* Given instruction *
In the entries below, find every line holding the string "data" and collect it.

——

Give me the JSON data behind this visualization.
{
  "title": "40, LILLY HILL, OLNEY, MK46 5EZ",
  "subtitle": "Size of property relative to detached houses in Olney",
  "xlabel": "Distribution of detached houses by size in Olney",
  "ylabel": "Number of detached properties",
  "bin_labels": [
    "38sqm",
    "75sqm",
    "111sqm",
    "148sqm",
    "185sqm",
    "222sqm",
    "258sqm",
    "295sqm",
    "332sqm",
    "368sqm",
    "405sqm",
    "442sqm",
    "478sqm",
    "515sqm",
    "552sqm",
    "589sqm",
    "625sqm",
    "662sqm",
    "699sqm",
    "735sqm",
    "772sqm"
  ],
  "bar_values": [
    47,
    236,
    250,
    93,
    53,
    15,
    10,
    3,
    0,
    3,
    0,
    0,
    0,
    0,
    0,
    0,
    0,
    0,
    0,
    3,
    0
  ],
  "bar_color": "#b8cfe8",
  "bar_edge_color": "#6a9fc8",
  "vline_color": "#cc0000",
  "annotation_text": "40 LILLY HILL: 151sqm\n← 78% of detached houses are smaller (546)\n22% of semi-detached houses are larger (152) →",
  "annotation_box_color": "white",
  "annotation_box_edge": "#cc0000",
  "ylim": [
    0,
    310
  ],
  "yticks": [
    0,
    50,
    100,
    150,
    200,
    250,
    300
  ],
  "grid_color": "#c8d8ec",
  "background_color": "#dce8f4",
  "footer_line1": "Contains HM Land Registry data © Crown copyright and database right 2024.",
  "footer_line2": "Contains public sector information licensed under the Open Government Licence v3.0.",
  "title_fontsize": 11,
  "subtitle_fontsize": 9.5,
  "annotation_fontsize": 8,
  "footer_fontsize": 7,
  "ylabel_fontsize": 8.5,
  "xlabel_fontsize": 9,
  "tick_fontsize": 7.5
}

——

* Answer to the exercise *
Give me the JSON data behind this visualization.
  "footer_line1": "Contains HM Land Registry data © Crown copyright and database right 2024.",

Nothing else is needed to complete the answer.